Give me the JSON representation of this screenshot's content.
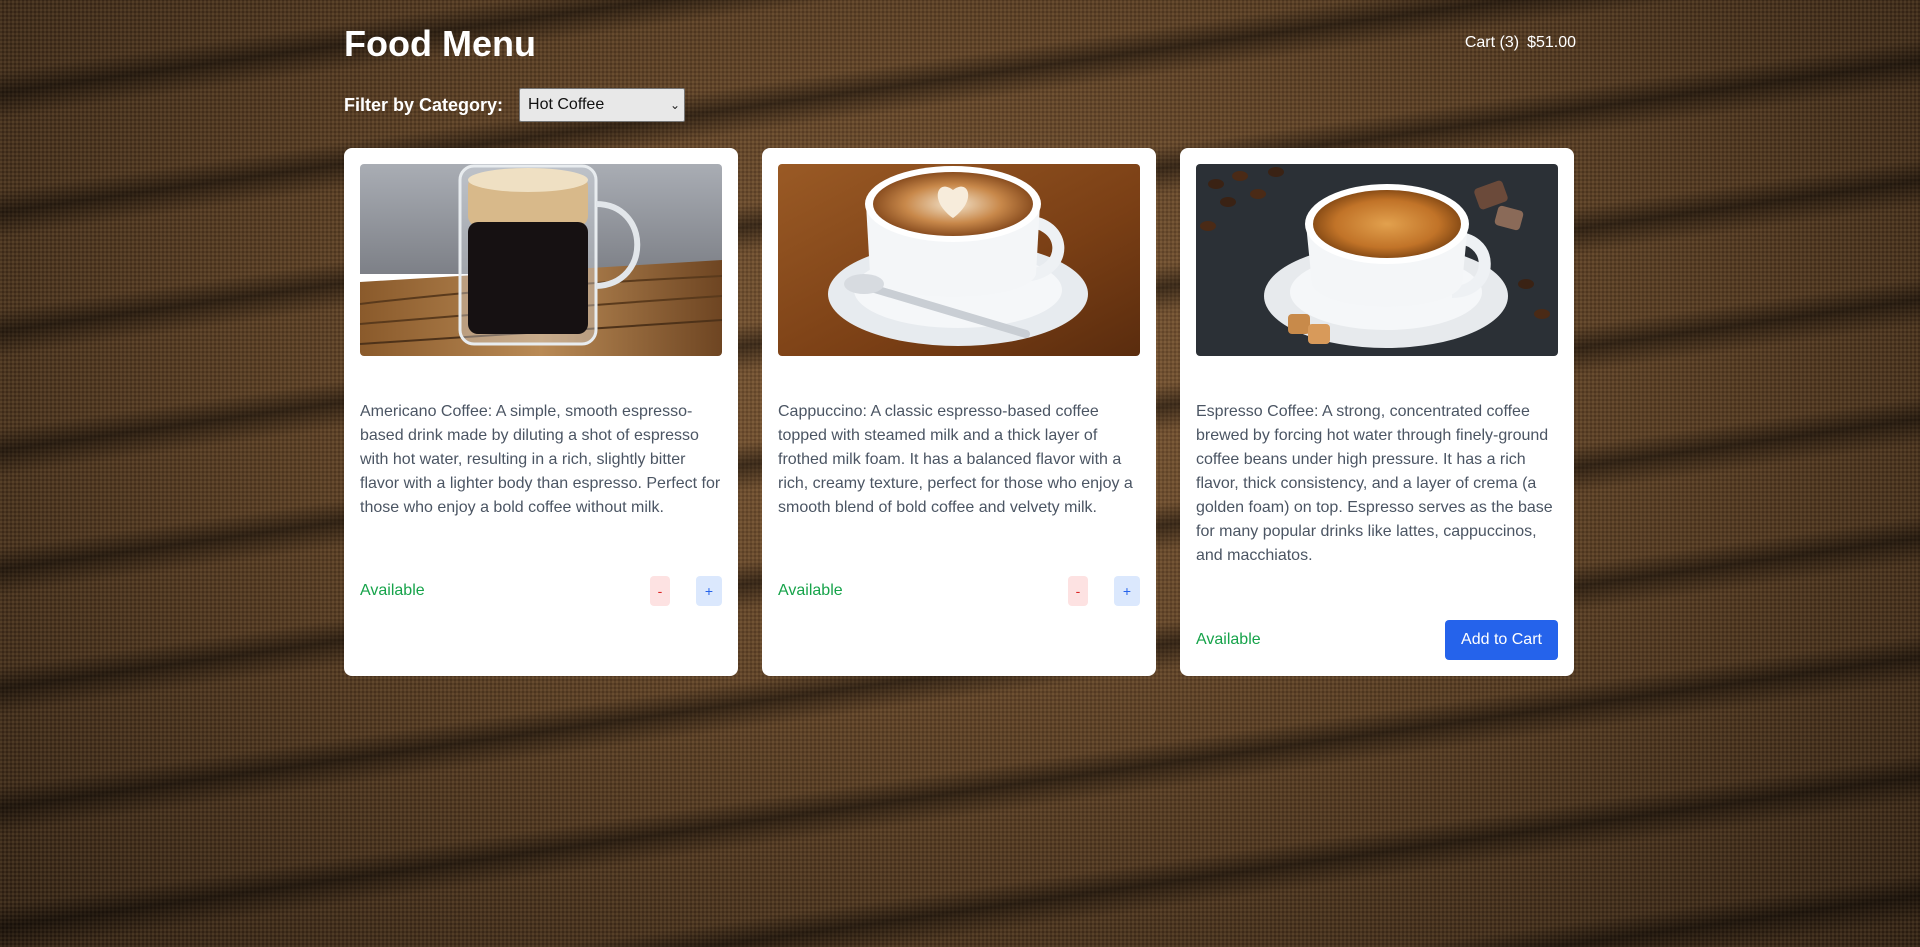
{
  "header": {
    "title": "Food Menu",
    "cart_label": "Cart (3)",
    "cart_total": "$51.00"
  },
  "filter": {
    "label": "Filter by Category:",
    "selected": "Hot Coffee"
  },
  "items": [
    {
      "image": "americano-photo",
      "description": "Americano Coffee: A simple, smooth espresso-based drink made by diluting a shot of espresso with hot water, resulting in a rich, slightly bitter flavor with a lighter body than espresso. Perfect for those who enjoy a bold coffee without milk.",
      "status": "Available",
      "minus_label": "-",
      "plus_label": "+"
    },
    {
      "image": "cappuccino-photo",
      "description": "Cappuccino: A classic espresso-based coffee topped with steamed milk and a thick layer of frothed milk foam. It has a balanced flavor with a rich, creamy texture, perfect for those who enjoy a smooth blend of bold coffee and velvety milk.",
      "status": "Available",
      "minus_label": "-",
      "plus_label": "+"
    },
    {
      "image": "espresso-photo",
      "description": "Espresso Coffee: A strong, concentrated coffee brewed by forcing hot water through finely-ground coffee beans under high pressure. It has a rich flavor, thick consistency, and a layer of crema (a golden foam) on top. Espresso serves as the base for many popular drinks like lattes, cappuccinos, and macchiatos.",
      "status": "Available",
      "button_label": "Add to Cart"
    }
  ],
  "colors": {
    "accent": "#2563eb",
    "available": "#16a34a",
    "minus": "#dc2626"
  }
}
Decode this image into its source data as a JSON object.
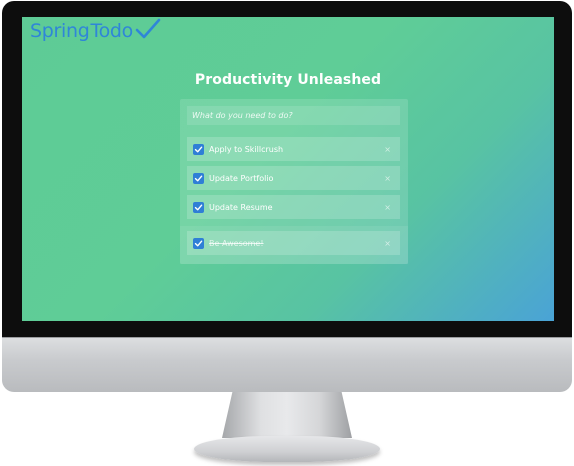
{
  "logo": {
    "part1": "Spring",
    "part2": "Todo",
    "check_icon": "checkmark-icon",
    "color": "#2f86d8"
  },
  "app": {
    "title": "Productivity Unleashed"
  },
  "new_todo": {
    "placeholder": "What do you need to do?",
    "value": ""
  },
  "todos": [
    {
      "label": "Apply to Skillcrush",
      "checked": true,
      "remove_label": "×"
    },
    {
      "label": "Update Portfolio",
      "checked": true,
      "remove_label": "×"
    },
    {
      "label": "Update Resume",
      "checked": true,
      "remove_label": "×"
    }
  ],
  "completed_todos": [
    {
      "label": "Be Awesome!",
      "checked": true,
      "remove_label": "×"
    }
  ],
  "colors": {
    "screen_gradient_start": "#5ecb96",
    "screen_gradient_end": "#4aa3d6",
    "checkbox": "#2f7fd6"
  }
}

* [Objective] In this exercise, set down all of the data exactly, without the pictures.

* [Written solution]
Give me the JSON representation of this screenshot's content.
{
  "header": {
    "title": "Food Menu",
    "cart_label": "Cart (3)",
    "cart_total": "$51.00"
  },
  "filter": {
    "label": "Filter by Category:",
    "selected": "Hot Coffee"
  },
  "items": [
    {
      "image": "americano-photo",
      "description": "Americano Coffee: A simple, smooth espresso-based drink made by diluting a shot of espresso with hot water, resulting in a rich, slightly bitter flavor with a lighter body than espresso. Perfect for those who enjoy a bold coffee without milk.",
      "status": "Available",
      "minus_label": "-",
      "plus_label": "+"
    },
    {
      "image": "cappuccino-photo",
      "description": "Cappuccino: A classic espresso-based coffee topped with steamed milk and a thick layer of frothed milk foam. It has a balanced flavor with a rich, creamy texture, perfect for those who enjoy a smooth blend of bold coffee and velvety milk.",
      "status": "Available",
      "minus_label": "-",
      "plus_label": "+"
    },
    {
      "image": "espresso-photo",
      "description": "Espresso Coffee: A strong, concentrated coffee brewed by forcing hot water through finely-ground coffee beans under high pressure. It has a rich flavor, thick consistency, and a layer of crema (a golden foam) on top. Espresso serves as the base for many popular drinks like lattes, cappuccinos, and macchiatos.",
      "status": "Available",
      "button_label": "Add to Cart"
    }
  ],
  "colors": {
    "accent": "#2563eb",
    "available": "#16a34a",
    "minus": "#dc2626"
  }
}
Decode this image into its source data as a JSON object.
{
  "logo": {
    "part1": "Spring",
    "part2": "Todo",
    "check_icon": "checkmark-icon",
    "color": "#2f86d8"
  },
  "app": {
    "title": "Productivity Unleashed"
  },
  "new_todo": {
    "placeholder": "What do you need to do?",
    "value": ""
  },
  "todos": [
    {
      "label": "Apply to Skillcrush",
      "checked": true,
      "remove_label": "×"
    },
    {
      "label": "Update Portfolio",
      "checked": true,
      "remove_label": "×"
    },
    {
      "label": "Update Resume",
      "checked": true,
      "remove_label": "×"
    }
  ],
  "completed_todos": [
    {
      "label": "Be Awesome!",
      "checked": true,
      "remove_label": "×"
    }
  ],
  "colors": {
    "screen_gradient_start": "#5ecb96",
    "screen_gradient_end": "#4aa3d6",
    "checkbox": "#2f7fd6"
  }
}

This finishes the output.